▸ **Text section**:
-- Opening Marker --

Thursday, November 18, 2010

Focus on Pro Growth Policies

[Democrats and Republicans must meet in the middle to implement policies to deal with debt overhangs and structural rigidities. The economy needs political courage that transcends expediency in favor of long-term solutions on issues including housing reform, medium-term budget rules, pro-growth tax reforms, investments in physical and technological infrastructure, job retraining, greater support for education and scientific research, and better nets to protect the most vulnerable segments of society.]

If most of the jobs are not coming back, we need massive retraining leveraging the community college system and open learning systems, especially online delivery methods.

We need to raise the bar on math and science education starting from pre-K. Students should be spending 4hrs a day on math at least through 8 grade. Federal gov should mandate this, similar to the no child left behind mandate. Most school districts can implement this by asking teachers to use existing online curriculum, cutting back on areas such as social studies, increasing school time, supplementing face time with computer time, asking for the community for additional volunteers for k-5.

-- Closing Marker --

▸ **What to work on**:
1. Answer these questions about the text on pro-growth policies.
(a) Which two parties does the bracketed opening paragraph say must meet in the middle?
(b) Which systems should the proposed massive retraining leverage?
(c) How many hours a day should students spend on math, and through what grade?
2. Proceed with the text on pro-growth policies, picking up after its final sentence.

Document understanding data:
-- Opening Marker --

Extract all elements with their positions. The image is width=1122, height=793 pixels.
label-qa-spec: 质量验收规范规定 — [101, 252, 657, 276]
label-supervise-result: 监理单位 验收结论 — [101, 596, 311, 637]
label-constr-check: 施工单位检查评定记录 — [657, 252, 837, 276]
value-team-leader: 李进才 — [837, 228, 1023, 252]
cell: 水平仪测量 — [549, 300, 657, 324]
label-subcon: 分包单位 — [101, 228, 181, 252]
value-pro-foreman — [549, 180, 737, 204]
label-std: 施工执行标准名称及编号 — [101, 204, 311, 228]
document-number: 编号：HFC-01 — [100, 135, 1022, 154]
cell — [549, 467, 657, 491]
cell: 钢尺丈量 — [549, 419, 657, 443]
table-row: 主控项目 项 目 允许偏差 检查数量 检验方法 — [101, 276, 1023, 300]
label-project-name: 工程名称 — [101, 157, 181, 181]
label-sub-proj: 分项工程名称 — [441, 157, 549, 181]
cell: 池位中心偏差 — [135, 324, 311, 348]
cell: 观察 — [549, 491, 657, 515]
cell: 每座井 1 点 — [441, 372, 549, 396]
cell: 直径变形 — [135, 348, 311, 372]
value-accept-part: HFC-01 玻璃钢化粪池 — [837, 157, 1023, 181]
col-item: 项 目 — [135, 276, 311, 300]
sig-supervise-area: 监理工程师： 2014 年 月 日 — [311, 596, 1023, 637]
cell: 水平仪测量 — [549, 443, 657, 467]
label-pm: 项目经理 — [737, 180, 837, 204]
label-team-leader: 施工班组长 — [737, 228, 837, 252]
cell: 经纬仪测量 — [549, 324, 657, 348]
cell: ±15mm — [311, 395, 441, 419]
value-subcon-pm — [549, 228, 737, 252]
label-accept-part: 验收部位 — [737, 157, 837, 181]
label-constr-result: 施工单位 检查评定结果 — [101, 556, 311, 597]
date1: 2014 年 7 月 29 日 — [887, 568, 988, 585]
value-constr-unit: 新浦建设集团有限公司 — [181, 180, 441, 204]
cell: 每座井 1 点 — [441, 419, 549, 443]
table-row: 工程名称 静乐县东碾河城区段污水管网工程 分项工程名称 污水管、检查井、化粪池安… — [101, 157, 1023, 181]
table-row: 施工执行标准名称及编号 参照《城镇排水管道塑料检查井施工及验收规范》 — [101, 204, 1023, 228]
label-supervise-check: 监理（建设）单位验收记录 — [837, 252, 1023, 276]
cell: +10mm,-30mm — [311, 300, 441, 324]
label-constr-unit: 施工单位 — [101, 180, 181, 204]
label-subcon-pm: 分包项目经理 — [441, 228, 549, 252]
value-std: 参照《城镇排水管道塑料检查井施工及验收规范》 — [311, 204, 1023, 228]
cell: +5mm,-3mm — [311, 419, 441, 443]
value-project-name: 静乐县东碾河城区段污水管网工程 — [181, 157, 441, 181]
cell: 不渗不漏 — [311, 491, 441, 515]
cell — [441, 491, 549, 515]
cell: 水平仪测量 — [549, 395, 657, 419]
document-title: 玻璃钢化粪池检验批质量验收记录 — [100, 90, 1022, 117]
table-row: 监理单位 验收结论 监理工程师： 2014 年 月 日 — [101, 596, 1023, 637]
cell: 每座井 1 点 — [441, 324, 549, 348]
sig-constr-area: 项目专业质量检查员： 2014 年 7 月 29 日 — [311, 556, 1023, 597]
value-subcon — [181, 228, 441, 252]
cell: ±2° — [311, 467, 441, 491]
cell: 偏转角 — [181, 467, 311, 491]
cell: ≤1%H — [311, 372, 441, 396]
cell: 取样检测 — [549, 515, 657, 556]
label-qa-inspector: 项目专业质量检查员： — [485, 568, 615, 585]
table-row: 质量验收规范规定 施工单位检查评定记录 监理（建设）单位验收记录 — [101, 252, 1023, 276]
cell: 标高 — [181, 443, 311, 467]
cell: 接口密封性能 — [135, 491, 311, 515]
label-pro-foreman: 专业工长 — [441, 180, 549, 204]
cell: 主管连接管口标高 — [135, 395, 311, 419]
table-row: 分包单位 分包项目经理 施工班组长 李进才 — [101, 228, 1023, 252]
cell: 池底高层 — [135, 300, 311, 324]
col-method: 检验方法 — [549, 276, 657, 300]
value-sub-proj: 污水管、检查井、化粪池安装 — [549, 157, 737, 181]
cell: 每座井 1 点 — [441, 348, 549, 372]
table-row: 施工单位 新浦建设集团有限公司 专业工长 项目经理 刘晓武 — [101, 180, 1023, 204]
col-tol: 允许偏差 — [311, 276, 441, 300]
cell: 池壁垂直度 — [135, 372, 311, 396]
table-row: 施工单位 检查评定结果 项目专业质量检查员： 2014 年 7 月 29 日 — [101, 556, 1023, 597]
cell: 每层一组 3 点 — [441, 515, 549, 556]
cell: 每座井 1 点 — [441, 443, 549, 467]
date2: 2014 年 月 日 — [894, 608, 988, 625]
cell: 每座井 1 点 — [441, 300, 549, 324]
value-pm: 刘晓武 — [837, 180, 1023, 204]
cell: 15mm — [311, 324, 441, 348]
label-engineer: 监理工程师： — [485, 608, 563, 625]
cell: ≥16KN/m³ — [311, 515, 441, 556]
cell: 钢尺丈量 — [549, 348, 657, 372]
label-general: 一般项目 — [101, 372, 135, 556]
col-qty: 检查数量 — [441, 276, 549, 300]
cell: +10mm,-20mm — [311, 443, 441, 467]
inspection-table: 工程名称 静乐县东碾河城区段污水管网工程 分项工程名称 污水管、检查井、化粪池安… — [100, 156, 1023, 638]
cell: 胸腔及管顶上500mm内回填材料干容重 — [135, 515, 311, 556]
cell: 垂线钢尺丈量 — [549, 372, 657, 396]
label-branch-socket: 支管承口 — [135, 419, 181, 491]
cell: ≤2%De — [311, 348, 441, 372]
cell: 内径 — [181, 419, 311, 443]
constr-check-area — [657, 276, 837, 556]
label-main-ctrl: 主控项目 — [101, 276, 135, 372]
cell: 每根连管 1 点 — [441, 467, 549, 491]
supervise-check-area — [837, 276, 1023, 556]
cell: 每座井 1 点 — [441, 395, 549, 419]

-- Closing Marker --

▸ **Exercise responses**:
1.
(a) Democrats and Republicans.
(b) The community college system and open learning systems, especially online delivery methods.
(c) Four hours a day, at least through 8th grade.

2.
Within 10 yrs we can lay a decent foundation for the next generation.

Wednesday, November 17, 2010

U.S. Math Performance

Interesting report on Math performance by State!

Illinois, where I live is smack dab in the middle at 25!!!!

Our k-12 educational system focus on math from pre-k till at least 8th grade. They should be spending 4 hours a day on math, applied math and problem solving.

Wednesday, November 10, 2010

Proficiency of Black Students

This should be a no brainer for anyone who has had kids. Children begin the learning process in infancy and the groundwork for higher learning needs to be in place by 3 yrs.

[“There’s accumulating evidence that there are racial differences in what kids experience before the first day of kindergarten,” said Ronald Ferguson, director of the Achievement Gap Initiative at Harvard. “They have to do with a lot of sociological and historical forces. In order to address those, we have to be able to have conversations that people are unwilling to have.”]

The sad fact is that Liberals want to throw more money at grade school and high school to improve the lot of black children. They need to shift the scarce resources to early childhood and address the root of the problem; kids having kids.

Tuesday, November 09, 2010

Wonder if this research can explain the recent GOP rout of the Democrats in teh mid term elections.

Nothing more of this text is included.